装置装着から5日目までは1日ごとに1枚ずつ、さらに7日目に1枚、装置からプラーク形成プレートを取り外し,溶菌液の入ったチューブの中に浸漬した。超音波処理でプラーク形成プレートからプラークを剥ぎ取り、遠心分離機でプラークを一旦沈殿させ、溶菌液からプラーク形成プレートを除去した。取り除いたプラーク形成プレートについては、その表面にプラークの付着が無いことを顕微鏡で確認した。
サンプル中に含まれるDNAの抽出は、非特許文献1の方法を一部改良して行った。菌を採取したチューブの中に0.3gのzirconia-silica beads (直径 0.1 mm: Biospec Products, USA) と1個のtungsten-carbide bead (直径 3 mm: Qiagen, Germany) を加えて90℃で10分間加温した後、Disruptor Genie (Scientific Industries, Inc., USA) を用いて菌体を震盪、破砕し、200μlの1% SDS溶液を加えて、70℃で10分間加温した。さらに、蛋白質成分を除去するため、フェノール (v/v)による抽出を1回、フェノール・クロロホルム・イソアミルアルコール (25:24:1、v/v) 混合溶液による抽出を1回行った後、エタノール沈殿処理を行い、生じた沈殿物を50μlのTE溶液 (1mM EDTA を含む10mMトリス塩酸緩衝液 ; pH8.0) に溶解し、DNA試料として分析時まで−30℃で凍結保存した。
**********
本文の「装置装着から5日目までは1日」から「無いことを顕微鏡で確認した。」までを、両端の語句も含めて一字一句そのまま書き写してください。 以下のレコードは、本文とは別の出典から取られたものです。
**********
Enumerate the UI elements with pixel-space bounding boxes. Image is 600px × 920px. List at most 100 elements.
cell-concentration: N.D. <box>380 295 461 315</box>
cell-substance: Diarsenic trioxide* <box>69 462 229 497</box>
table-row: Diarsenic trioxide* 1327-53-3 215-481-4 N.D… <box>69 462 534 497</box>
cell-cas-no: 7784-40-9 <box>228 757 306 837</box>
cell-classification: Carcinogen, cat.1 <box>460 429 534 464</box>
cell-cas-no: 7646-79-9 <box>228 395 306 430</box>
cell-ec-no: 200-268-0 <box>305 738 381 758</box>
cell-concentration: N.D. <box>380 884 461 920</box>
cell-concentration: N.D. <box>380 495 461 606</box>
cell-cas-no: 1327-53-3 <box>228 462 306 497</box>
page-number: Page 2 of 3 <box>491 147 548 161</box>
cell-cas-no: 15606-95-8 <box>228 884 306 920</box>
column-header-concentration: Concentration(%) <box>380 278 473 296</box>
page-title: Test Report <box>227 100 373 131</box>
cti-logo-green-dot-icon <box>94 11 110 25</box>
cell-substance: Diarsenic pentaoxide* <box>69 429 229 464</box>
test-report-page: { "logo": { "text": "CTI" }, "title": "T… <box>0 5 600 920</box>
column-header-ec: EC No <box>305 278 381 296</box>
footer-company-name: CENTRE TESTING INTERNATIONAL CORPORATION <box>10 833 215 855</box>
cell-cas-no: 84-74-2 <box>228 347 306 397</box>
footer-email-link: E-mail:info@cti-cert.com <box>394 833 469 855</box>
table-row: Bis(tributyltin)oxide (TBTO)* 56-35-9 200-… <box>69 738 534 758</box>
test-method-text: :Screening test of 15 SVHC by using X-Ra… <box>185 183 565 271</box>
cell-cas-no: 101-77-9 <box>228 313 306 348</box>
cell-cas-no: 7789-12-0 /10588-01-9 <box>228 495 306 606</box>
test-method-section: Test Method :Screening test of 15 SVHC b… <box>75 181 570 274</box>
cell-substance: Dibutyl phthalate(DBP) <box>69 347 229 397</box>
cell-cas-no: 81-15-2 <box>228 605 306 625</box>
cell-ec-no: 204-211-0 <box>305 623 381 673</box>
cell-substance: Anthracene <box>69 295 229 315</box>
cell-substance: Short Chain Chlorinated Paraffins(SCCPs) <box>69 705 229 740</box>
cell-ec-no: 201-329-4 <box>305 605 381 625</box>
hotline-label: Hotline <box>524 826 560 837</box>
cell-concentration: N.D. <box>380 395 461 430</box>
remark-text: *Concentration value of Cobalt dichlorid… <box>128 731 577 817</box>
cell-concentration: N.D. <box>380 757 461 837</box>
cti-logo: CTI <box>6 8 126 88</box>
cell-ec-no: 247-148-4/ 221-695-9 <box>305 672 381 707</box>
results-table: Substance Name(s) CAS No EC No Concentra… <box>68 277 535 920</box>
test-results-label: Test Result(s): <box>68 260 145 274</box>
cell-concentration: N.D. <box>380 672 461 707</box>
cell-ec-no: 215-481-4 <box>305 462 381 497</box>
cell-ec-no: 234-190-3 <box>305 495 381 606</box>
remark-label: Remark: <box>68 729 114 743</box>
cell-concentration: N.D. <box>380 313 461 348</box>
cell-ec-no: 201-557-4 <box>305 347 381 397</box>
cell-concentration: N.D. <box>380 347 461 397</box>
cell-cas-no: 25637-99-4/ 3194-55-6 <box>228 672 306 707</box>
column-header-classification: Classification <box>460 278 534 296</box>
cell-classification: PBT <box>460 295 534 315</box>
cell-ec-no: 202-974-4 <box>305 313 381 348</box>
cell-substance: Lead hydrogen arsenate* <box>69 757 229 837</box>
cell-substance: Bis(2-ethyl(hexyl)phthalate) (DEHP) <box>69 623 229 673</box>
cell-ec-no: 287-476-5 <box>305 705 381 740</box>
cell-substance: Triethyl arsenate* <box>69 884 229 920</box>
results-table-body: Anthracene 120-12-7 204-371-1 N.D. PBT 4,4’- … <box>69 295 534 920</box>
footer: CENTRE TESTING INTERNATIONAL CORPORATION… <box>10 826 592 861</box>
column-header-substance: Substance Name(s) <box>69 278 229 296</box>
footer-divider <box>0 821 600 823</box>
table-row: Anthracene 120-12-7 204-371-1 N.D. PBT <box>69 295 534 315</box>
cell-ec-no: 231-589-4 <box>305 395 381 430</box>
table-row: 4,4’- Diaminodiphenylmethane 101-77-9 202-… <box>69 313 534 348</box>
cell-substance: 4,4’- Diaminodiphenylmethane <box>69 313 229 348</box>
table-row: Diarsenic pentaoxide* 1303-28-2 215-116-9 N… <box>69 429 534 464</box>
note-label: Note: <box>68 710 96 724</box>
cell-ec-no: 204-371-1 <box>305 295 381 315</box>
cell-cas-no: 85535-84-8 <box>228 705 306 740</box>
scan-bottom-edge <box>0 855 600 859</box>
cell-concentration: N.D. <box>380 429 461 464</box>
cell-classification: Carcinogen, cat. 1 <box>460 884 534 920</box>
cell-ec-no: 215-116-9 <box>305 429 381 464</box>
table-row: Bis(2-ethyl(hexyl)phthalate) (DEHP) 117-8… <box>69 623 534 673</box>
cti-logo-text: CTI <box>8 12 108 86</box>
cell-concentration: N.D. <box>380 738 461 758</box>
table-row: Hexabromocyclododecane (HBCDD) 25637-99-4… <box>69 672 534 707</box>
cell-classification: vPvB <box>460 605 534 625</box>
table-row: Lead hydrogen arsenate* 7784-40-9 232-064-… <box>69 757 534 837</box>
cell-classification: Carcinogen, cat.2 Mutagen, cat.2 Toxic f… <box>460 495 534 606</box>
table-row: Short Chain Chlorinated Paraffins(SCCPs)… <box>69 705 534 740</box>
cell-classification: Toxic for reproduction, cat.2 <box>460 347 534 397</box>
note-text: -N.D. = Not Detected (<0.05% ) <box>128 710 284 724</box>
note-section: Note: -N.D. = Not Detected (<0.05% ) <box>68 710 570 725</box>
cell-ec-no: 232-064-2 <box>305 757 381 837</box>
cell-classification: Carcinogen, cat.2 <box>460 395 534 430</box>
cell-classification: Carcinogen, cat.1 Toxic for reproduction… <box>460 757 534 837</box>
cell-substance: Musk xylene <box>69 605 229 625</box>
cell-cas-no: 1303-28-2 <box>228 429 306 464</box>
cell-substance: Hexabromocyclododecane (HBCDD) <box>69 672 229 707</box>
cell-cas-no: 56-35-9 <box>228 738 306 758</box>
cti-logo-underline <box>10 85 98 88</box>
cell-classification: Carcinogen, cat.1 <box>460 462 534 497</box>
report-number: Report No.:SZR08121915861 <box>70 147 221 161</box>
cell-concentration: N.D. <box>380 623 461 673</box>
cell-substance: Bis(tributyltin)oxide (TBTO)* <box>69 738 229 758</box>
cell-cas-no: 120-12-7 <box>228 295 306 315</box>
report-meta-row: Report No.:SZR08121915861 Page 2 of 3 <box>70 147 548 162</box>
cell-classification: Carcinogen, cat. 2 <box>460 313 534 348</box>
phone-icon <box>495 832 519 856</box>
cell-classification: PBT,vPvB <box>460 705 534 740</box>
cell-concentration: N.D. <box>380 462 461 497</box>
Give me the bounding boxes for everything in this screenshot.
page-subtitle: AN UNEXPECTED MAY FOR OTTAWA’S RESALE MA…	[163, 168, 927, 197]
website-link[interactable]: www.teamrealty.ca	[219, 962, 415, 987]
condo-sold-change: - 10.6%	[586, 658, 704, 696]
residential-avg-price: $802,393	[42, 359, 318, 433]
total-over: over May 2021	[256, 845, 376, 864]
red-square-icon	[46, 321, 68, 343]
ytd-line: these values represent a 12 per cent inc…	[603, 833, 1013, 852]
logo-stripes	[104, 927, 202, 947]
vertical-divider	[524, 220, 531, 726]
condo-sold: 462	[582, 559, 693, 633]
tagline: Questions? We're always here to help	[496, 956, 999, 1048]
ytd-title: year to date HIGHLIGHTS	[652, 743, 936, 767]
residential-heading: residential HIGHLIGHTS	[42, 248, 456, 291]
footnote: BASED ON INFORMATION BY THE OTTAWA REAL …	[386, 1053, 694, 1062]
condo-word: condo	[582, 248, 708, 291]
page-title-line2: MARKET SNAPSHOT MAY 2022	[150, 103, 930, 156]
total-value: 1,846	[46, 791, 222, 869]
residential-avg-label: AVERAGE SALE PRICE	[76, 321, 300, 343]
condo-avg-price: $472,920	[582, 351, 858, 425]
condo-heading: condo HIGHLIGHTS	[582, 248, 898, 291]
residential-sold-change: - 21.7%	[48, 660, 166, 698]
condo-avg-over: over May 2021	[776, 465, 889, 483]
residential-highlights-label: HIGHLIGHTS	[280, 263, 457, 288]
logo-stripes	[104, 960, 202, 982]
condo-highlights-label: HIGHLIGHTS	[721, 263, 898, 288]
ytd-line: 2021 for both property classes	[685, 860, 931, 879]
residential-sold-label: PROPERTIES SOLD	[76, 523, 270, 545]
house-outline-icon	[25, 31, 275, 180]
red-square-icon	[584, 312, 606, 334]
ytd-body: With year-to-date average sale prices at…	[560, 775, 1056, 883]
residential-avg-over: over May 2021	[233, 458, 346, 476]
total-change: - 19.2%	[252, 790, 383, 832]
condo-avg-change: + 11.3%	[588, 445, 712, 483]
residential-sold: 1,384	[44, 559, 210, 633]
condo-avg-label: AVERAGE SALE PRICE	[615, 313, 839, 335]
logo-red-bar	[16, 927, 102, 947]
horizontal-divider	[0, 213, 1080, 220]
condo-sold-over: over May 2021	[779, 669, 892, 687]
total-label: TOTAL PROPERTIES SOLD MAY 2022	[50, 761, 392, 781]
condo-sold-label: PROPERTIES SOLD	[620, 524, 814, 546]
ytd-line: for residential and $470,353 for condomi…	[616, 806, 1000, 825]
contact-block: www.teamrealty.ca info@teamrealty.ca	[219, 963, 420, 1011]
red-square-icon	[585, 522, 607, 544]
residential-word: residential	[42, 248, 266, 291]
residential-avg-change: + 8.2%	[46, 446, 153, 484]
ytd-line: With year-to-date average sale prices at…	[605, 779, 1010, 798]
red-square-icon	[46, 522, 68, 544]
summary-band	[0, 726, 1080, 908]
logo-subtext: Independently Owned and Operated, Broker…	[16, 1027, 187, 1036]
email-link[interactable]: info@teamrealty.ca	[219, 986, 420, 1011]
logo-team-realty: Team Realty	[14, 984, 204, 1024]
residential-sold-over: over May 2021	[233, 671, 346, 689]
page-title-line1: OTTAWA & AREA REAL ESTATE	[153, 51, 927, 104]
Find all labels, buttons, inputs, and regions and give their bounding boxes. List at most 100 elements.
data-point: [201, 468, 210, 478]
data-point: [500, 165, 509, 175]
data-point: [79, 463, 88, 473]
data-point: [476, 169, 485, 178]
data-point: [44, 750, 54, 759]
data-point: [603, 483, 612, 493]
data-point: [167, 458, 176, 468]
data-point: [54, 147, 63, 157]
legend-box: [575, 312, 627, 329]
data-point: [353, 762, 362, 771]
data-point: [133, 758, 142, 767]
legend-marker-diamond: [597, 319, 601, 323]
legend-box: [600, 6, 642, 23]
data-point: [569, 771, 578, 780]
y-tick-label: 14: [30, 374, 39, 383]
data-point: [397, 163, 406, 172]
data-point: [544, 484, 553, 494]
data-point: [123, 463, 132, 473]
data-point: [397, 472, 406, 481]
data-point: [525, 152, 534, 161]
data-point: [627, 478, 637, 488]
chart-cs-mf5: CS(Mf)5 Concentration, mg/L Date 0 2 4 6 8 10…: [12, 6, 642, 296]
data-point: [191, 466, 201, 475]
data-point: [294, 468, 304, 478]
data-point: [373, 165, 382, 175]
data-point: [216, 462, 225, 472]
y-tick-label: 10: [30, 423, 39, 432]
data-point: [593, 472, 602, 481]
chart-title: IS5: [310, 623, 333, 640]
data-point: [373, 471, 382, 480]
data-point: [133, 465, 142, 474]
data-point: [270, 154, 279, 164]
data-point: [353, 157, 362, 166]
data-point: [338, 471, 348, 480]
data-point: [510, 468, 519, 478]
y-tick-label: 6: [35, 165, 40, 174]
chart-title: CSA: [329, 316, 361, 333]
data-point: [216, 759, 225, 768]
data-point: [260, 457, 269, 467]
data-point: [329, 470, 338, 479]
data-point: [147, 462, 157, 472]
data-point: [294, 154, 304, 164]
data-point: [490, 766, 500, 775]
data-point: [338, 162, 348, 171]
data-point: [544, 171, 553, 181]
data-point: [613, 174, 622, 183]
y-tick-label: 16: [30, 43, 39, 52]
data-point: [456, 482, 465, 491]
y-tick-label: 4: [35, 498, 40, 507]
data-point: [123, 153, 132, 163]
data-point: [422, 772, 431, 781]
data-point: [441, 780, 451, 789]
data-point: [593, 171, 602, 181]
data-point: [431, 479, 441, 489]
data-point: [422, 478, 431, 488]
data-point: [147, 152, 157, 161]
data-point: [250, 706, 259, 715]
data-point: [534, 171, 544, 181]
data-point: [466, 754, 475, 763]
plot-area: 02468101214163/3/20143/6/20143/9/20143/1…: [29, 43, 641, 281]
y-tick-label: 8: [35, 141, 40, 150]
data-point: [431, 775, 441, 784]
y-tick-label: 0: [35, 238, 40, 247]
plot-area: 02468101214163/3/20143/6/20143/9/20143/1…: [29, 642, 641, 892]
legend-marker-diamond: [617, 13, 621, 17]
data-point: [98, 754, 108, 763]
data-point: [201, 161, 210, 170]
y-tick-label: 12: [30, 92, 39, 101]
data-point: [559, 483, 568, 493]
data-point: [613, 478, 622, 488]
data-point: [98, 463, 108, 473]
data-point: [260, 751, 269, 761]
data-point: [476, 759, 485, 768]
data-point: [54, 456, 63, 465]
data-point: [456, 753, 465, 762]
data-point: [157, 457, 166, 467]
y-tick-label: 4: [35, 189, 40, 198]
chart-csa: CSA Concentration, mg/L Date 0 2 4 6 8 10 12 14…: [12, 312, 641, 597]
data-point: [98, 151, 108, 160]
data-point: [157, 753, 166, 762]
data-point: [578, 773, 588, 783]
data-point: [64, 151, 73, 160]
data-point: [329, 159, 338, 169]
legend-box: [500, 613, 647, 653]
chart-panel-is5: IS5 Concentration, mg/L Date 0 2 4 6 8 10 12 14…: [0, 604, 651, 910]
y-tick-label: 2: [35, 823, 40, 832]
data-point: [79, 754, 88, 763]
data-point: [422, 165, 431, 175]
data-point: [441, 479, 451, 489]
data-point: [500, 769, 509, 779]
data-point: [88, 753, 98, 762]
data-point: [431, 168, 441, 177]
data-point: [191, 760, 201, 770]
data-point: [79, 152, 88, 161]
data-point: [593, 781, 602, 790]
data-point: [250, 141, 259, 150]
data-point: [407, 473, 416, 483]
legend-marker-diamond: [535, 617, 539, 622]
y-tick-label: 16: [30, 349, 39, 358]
**********
» **あなたの解答**:
装置装着から5日目までは1日ごとに1枚ずつ、さらに7日目に1枚、装置からプラーク形成プレートを取り外し,溶菌液の入ったチューブの中に浸漬した。超音波処理でプラーク形成プレートからプラークを剥ぎ取り、遠心分離機でプラークを一旦沈殿させ、溶菌液からプラーク形成プレートを除去した。取り除いたプラーク形成プレートについては、その表面にプラークの付着が無いことを顕微鏡で確認した。